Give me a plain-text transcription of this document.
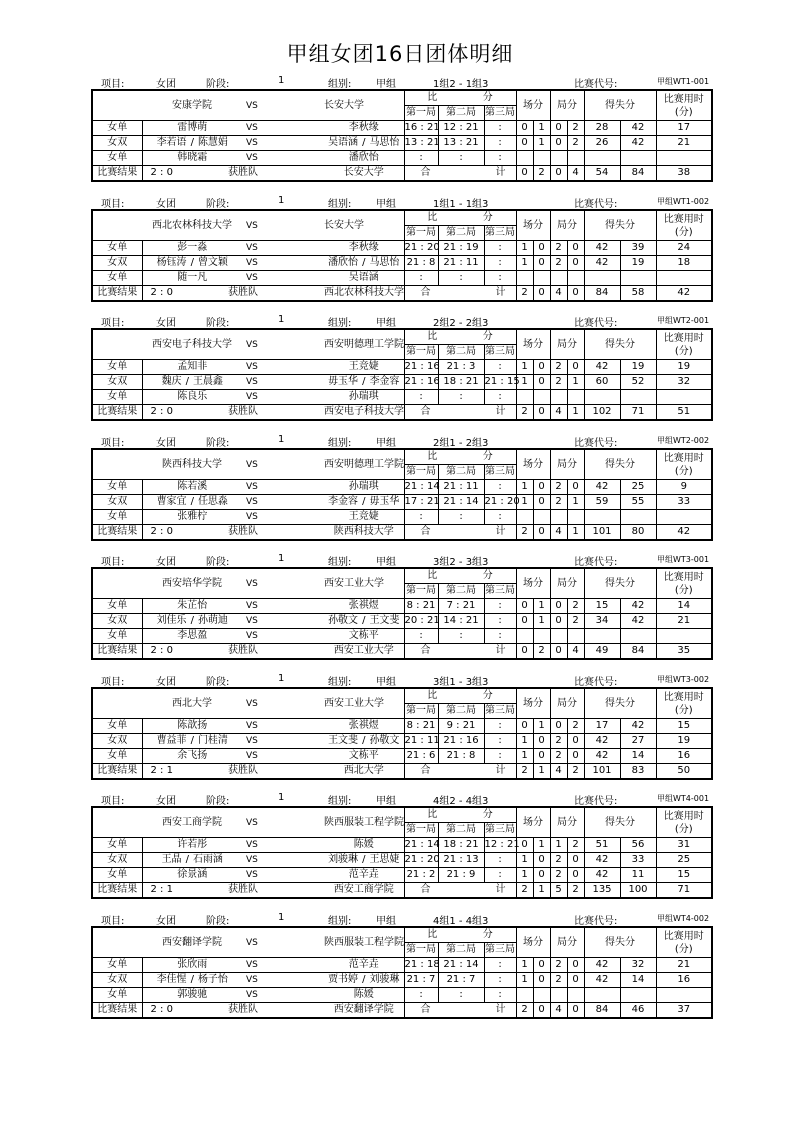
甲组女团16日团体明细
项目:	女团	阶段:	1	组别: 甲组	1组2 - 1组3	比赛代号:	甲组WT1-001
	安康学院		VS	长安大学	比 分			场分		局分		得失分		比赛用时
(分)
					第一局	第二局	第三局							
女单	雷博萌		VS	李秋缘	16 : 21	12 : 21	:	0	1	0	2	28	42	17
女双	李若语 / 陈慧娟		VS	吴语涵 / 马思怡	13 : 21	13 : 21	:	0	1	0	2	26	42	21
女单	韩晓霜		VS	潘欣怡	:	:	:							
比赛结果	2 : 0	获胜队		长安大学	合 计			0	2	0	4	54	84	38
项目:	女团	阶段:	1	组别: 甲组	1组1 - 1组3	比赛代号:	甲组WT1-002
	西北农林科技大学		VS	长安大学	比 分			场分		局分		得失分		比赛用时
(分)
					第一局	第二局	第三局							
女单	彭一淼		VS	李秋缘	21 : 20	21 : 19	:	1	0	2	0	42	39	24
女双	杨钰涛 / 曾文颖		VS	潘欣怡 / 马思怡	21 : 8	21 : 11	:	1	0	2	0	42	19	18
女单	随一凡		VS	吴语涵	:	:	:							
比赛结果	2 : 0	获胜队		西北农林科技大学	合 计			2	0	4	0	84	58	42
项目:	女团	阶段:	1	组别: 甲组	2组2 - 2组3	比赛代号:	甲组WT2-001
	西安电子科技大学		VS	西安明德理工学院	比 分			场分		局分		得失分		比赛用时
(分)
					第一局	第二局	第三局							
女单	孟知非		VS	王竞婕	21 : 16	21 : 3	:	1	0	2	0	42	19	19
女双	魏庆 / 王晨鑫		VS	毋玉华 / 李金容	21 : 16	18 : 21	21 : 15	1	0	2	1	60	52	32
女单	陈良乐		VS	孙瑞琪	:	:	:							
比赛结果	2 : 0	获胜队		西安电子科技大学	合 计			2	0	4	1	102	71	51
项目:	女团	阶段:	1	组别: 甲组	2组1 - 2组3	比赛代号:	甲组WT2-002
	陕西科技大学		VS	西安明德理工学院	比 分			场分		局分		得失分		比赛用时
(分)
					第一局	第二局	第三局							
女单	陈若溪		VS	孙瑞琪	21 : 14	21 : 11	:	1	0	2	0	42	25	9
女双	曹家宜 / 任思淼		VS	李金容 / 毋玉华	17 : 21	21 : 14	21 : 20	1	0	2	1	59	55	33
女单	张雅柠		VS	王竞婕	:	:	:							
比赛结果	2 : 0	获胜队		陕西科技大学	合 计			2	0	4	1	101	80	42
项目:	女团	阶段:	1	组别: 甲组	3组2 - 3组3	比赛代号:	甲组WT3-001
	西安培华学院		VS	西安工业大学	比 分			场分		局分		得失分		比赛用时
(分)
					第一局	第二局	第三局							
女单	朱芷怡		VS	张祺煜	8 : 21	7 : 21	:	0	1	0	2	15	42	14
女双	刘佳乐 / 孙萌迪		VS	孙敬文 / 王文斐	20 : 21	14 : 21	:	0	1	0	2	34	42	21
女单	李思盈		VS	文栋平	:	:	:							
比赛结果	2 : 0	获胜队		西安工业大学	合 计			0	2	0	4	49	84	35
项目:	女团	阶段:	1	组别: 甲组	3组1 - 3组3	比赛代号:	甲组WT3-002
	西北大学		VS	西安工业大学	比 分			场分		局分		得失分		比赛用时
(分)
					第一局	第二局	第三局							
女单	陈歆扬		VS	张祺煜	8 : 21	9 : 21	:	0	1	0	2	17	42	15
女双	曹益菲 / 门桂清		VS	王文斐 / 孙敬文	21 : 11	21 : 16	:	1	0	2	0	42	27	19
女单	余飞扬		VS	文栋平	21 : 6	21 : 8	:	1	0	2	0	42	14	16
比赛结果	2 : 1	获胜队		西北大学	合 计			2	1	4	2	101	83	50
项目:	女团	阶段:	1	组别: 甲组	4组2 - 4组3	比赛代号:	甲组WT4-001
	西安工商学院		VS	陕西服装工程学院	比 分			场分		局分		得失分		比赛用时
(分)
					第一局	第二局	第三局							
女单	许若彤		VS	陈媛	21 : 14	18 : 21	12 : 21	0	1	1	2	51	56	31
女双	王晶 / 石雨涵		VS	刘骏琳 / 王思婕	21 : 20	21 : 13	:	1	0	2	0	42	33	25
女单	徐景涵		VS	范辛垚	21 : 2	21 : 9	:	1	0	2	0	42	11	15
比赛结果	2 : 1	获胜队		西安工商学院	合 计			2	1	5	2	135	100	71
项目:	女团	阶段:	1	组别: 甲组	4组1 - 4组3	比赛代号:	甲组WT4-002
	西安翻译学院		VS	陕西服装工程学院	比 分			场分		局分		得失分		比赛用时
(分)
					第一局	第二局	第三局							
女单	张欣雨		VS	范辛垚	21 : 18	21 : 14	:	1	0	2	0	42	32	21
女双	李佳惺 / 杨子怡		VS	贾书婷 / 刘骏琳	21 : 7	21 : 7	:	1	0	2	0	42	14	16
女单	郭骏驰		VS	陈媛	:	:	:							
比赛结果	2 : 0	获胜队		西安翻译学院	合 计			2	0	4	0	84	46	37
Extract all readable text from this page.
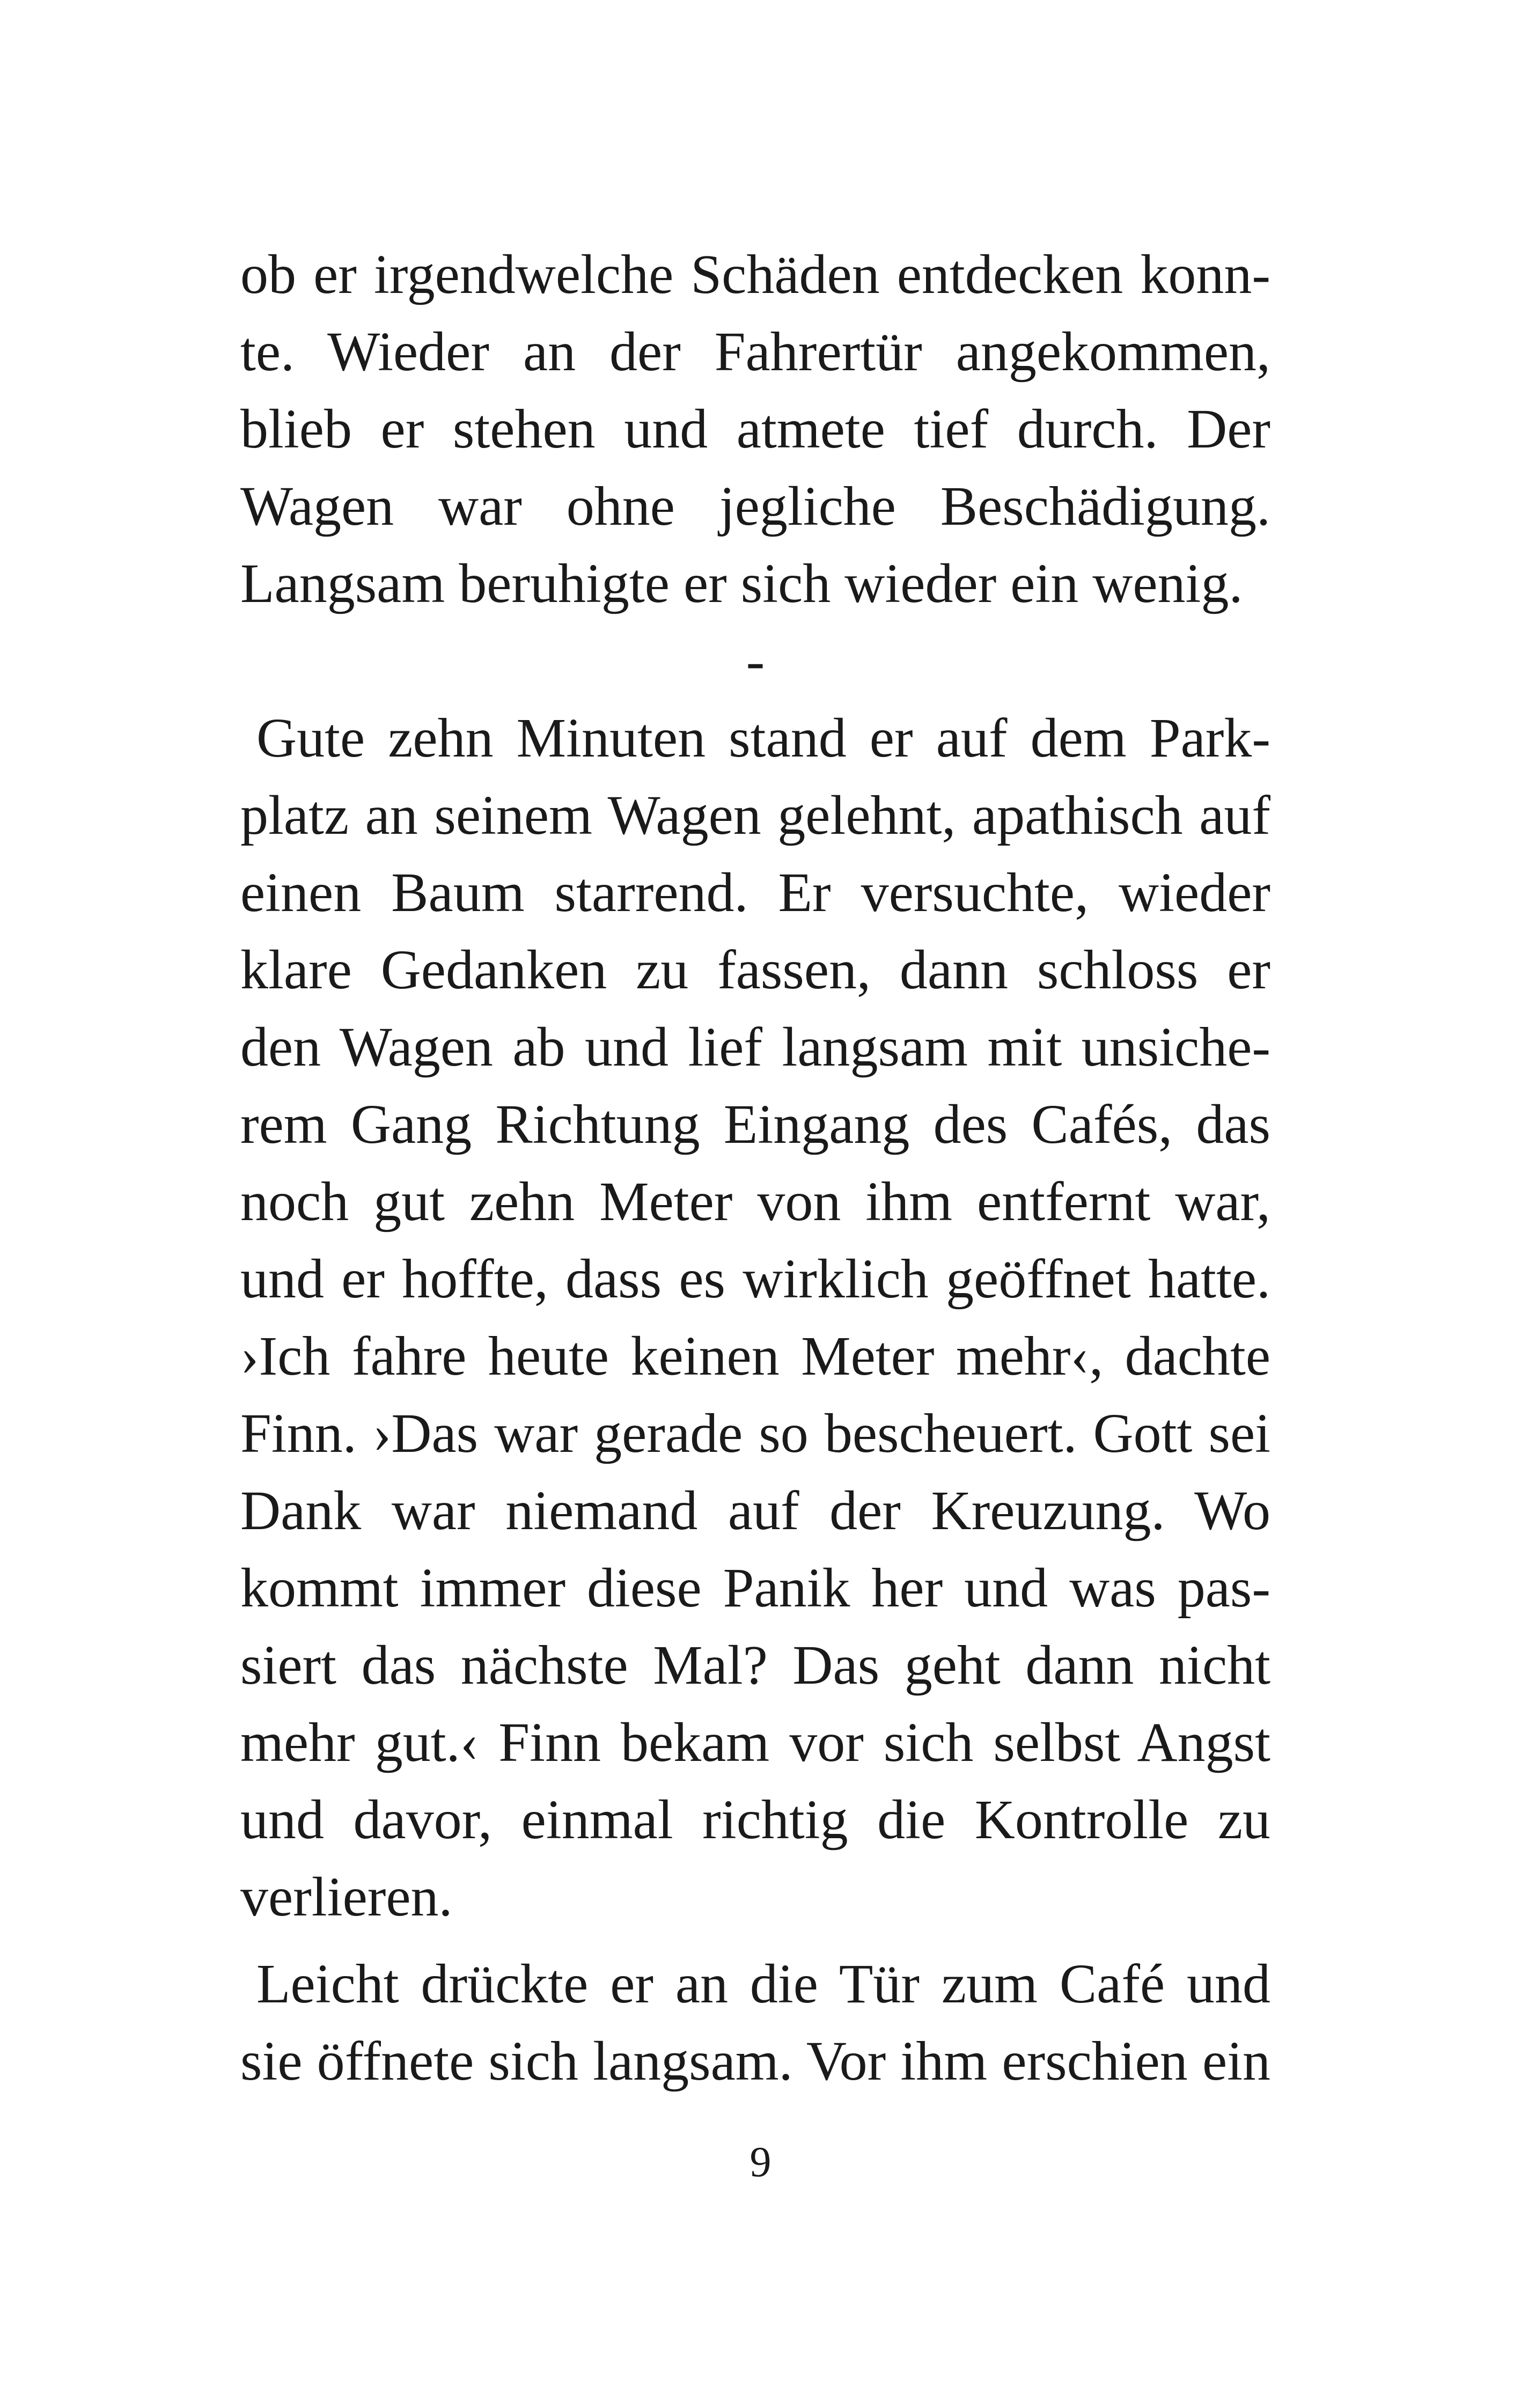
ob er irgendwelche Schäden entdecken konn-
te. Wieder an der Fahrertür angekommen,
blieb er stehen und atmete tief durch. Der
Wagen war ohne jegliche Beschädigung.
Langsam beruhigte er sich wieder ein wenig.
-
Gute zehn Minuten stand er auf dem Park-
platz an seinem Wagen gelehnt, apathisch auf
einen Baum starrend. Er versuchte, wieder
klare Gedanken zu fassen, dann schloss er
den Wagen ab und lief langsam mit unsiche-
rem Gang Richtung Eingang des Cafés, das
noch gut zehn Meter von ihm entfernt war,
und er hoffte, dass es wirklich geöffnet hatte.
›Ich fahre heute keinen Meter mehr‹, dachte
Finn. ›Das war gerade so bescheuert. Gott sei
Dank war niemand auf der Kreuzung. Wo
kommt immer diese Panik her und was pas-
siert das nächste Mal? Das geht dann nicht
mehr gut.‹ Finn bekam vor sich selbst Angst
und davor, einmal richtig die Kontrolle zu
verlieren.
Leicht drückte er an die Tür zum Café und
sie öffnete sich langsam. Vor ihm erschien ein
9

----

What the exercise asks »
From start to finish, output the listing exactly, but omit its pictures.

Response for this exercise »
Give me a plain-text transcription of this document.
甲组女团16日团体明细
项目:	女团	阶段:	1	组别: 甲组	1组2 - 1组3	比赛代号:	甲组WT1-001
	安康学院		VS	长安大学	比 分			场分		局分		得失分		比赛用时
(分)
					第一局	第二局	第三局							
女单	雷博萌		VS	李秋缘	16 : 21	12 : 21	:	0	1	0	2	28	42	17
女双	李若语 / 陈慧娟		VS	吴语涵 / 马思怡	13 : 21	13 : 21	:	0	1	0	2	26	42	21
女单	韩晓霜		VS	潘欣怡	:	:	:							
比赛结果	2 : 0	获胜队		长安大学	合 计			0	2	0	4	54	84	38
项目:	女团	阶段:	1	组别: 甲组	1组1 - 1组3	比赛代号:	甲组WT1-002
	西北农林科技大学		VS	长安大学	比 分			场分		局分		得失分		比赛用时
(分)
					第一局	第二局	第三局							
女单	彭一淼		VS	李秋缘	21 : 20	21 : 19	:	1	0	2	0	42	39	24
女双	杨钰涛 / 曾文颖		VS	潘欣怡 / 马思怡	21 : 8	21 : 11	:	1	0	2	0	42	19	18
女单	随一凡		VS	吴语涵	:	:	:							
比赛结果	2 : 0	获胜队		西北农林科技大学	合 计			2	0	4	0	84	58	42
项目:	女团	阶段:	1	组别: 甲组	2组2 - 2组3	比赛代号:	甲组WT2-001
	西安电子科技大学		VS	西安明德理工学院	比 分			场分		局分		得失分		比赛用时
(分)
					第一局	第二局	第三局							
女单	孟知非		VS	王竞婕	21 : 16	21 : 3	:	1	0	2	0	42	19	19
女双	魏庆 / 王晨鑫		VS	毋玉华 / 李金容	21 : 16	18 : 21	21 : 15	1	0	2	1	60	52	32
女单	陈良乐		VS	孙瑞琪	:	:	:							
比赛结果	2 : 0	获胜队		西安电子科技大学	合 计			2	0	4	1	102	71	51
项目:	女团	阶段:	1	组别: 甲组	2组1 - 2组3	比赛代号:	甲组WT2-002
	陕西科技大学		VS	西安明德理工学院	比 分			场分		局分		得失分		比赛用时
(分)
					第一局	第二局	第三局							
女单	陈若溪		VS	孙瑞琪	21 : 14	21 : 11	:	1	0	2	0	42	25	9
女双	曹家宜 / 任思淼		VS	李金容 / 毋玉华	17 : 21	21 : 14	21 : 20	1	0	2	1	59	55	33
女单	张雅柠		VS	王竞婕	:	:	:							
比赛结果	2 : 0	获胜队		陕西科技大学	合 计			2	0	4	1	101	80	42
项目:	女团	阶段:	1	组别: 甲组	3组2 - 3组3	比赛代号:	甲组WT3-001
	西安培华学院		VS	西安工业大学	比 分			场分		局分		得失分		比赛用时
(分)
					第一局	第二局	第三局							
女单	朱芷怡		VS	张祺煜	8 : 21	7 : 21	:	0	1	0	2	15	42	14
女双	刘佳乐 / 孙萌迪		VS	孙敬文 / 王文斐	20 : 21	14 : 21	:	0	1	0	2	34	42	21
女单	李思盈		VS	文栋平	:	:	:							
比赛结果	2 : 0	获胜队		西安工业大学	合 计			0	2	0	4	49	84	35
项目:	女团	阶段:	1	组别: 甲组	3组1 - 3组3	比赛代号:	甲组WT3-002
	西北大学		VS	西安工业大学	比 分			场分		局分		得失分		比赛用时
(分)
					第一局	第二局	第三局							
女单	陈歆扬		VS	张祺煜	8 : 21	9 : 21	:	0	1	0	2	17	42	15
女双	曹益菲 / 门桂清		VS	王文斐 / 孙敬文	21 : 11	21 : 16	:	1	0	2	0	42	27	19
女单	余飞扬		VS	文栋平	21 : 6	21 : 8	:	1	0	2	0	42	14	16
比赛结果	2 : 1	获胜队		西北大学	合 计			2	1	4	2	101	83	50
项目:	女团	阶段:	1	组别: 甲组	4组2 - 4组3	比赛代号:	甲组WT4-001
	西安工商学院		VS	陕西服装工程学院	比 分			场分		局分		得失分		比赛用时
(分)
					第一局	第二局	第三局							
女单	许若彤		VS	陈媛	21 : 14	18 : 21	12 : 21	0	1	1	2	51	56	31
女双	王晶 / 石雨涵		VS	刘骏琳 / 王思婕	21 : 20	21 : 13	:	1	0	2	0	42	33	25
女单	徐景涵		VS	范辛垚	21 : 2	21 : 9	:	1	0	2	0	42	11	15
比赛结果	2 : 1	获胜队		西安工商学院	合 计			2	1	5	2	135	100	71
项目:	女团	阶段:	1	组别: 甲组	4组1 - 4组3	比赛代号:	甲组WT4-002
	西安翻译学院		VS	陕西服装工程学院	比 分			场分		局分		得失分		比赛用时
(分)
					第一局	第二局	第三局							
女单	张欣雨		VS	范辛垚	21 : 18	21 : 14	:	1	0	2	0	42	32	21
女双	李佳惺 / 杨子怡		VS	贾书婷 / 刘骏琳	21 : 7	21 : 7	:	1	0	2	0	42	14	16
女单	郭骏驰		VS	陈媛	:	:	:							
比赛结果	2 : 0	获胜队		西安翻译学院	合 计			2	0	4	0	84	46	37
Extract all readable text from this page.
ob er irgendwelche Schäden entdecken konn-
te. Wieder an der Fahrertür angekommen,
blieb er stehen und atmete tief durch. Der
Wagen war ohne jegliche Beschädigung.
Langsam beruhigte er sich wieder ein wenig.
-
Gute zehn Minuten stand er auf dem Park-
platz an seinem Wagen gelehnt, apathisch auf
einen Baum starrend. Er versuchte, wieder
klare Gedanken zu fassen, dann schloss er
den Wagen ab und lief langsam mit unsiche-
rem Gang Richtung Eingang des Cafés, das
noch gut zehn Meter von ihm entfernt war,
und er hoffte, dass es wirklich geöffnet hatte.
›Ich fahre heute keinen Meter mehr‹, dachte
Finn. ›Das war gerade so bescheuert. Gott sei
Dank war niemand auf der Kreuzung. Wo
kommt immer diese Panik her und was pas-
siert das nächste Mal? Das geht dann nicht
mehr gut.‹ Finn bekam vor sich selbst Angst
und davor, einmal richtig die Kontrolle zu
verlieren.
Leicht drückte er an die Tür zum Café und
sie öffnete sich langsam. Vor ihm erschien ein
9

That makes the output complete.